> _Data listing_:
>>>

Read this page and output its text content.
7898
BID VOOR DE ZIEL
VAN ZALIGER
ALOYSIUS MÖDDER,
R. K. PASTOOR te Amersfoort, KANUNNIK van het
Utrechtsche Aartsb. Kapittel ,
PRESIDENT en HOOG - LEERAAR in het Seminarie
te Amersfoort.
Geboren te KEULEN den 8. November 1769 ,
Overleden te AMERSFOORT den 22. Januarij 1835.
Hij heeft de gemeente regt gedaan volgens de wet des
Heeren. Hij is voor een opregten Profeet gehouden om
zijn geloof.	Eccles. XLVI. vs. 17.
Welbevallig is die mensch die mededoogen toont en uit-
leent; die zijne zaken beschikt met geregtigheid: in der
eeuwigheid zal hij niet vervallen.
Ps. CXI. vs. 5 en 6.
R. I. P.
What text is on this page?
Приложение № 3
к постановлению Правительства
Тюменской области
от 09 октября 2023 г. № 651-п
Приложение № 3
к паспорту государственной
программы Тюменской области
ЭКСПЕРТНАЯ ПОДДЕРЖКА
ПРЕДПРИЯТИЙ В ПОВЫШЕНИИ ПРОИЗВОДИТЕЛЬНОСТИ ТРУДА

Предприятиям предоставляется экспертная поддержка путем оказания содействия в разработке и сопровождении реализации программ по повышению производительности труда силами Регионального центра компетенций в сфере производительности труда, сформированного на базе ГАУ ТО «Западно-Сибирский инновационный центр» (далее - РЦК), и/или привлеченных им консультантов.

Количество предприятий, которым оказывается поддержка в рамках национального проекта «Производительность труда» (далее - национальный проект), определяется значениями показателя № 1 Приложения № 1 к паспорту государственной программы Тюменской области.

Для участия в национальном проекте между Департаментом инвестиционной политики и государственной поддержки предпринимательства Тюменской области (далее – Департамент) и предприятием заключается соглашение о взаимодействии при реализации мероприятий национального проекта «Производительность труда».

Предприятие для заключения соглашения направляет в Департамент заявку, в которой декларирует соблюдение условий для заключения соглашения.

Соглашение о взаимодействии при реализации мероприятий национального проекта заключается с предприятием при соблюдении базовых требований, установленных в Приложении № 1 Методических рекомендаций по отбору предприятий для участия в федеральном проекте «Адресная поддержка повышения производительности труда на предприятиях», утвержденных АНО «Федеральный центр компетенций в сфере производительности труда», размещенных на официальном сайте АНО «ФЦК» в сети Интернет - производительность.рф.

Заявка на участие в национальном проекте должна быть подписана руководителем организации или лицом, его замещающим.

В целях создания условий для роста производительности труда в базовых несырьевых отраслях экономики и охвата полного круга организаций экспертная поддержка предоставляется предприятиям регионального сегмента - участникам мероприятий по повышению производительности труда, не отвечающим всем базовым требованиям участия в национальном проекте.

<<<

> _Aim of the exercise_:
Repeat the listing above without any change.

> _Correct response_:
Read this page and output its text content.
7898
BID VOOR DE ZIEL
VAN ZALIGER
ALOYSIUS MÖDDER,
R. K. PASTOOR te Amersfoort, KANUNNIK van het
Utrechtsche Aartsb. Kapittel ,
PRESIDENT en HOOG - LEERAAR in het Seminarie
te Amersfoort.
Geboren te KEULEN den 8. November 1769 ,
Overleden te AMERSFOORT den 22. Januarij 1835.
Hij heeft de gemeente regt gedaan volgens de wet des
Heeren. Hij is voor een opregten Profeet gehouden om
zijn geloof.	Eccles. XLVI. vs. 17.
Welbevallig is die mensch die mededoogen toont en uit-
leent; die zijne zaken beschikt met geregtigheid: in der
eeuwigheid zal hij niet vervallen.
Ps. CXI. vs. 5 en 6.
R. I. P.
What text is on this page?
Приложение № 3
к постановлению Правительства
Тюменской области
от 09 октября 2023 г. № 651-п
Приложение № 3
к паспорту государственной
программы Тюменской области
ЭКСПЕРТНАЯ ПОДДЕРЖКА
ПРЕДПРИЯТИЙ В ПОВЫШЕНИИ ПРОИЗВОДИТЕЛЬНОСТИ ТРУДА

Предприятиям предоставляется экспертная поддержка путем оказания содействия в разработке и сопровождении реализации программ по повышению производительности труда силами Регионального центра компетенций в сфере производительности труда, сформированного на базе ГАУ ТО «Западно-Сибирский инновационный центр» (далее - РЦК), и/или привлеченных им консультантов.

Количество предприятий, которым оказывается поддержка в рамках национального проекта «Производительность труда» (далее - национальный проект), определяется значениями показателя № 1 Приложения № 1 к паспорту государственной программы Тюменской области.

Для участия в национальном проекте между Департаментом инвестиционной политики и государственной поддержки предпринимательства Тюменской области (далее – Департамент) и предприятием заключается соглашение о взаимодействии при реализации мероприятий национального проекта «Производительность труда».

Предприятие для заключения соглашения направляет в Департамент заявку, в которой декларирует соблюдение условий для заключения соглашения.

Соглашение о взаимодействии при реализации мероприятий национального проекта заключается с предприятием при соблюдении базовых требований, установленных в Приложении № 1 Методических рекомендаций по отбору предприятий для участия в федеральном проекте «Адресная поддержка повышения производительности труда на предприятиях», утвержденных АНО «Федеральный центр компетенций в сфере производительности труда», размещенных на официальном сайте АНО «ФЦК» в сети Интернет - производительность.рф.

Заявка на участие в национальном проекте должна быть подписана руководителем организации или лицом, его замещающим.

В целях создания условий для роста производительности труда в базовых несырьевых отраслях экономики и охвата полного круга организаций экспертная поддержка предоставляется предприятиям регионального сегмента - участникам мероприятий по повышению производительности труда, не отвечающим всем базовым требованиям участия в национальном проекте.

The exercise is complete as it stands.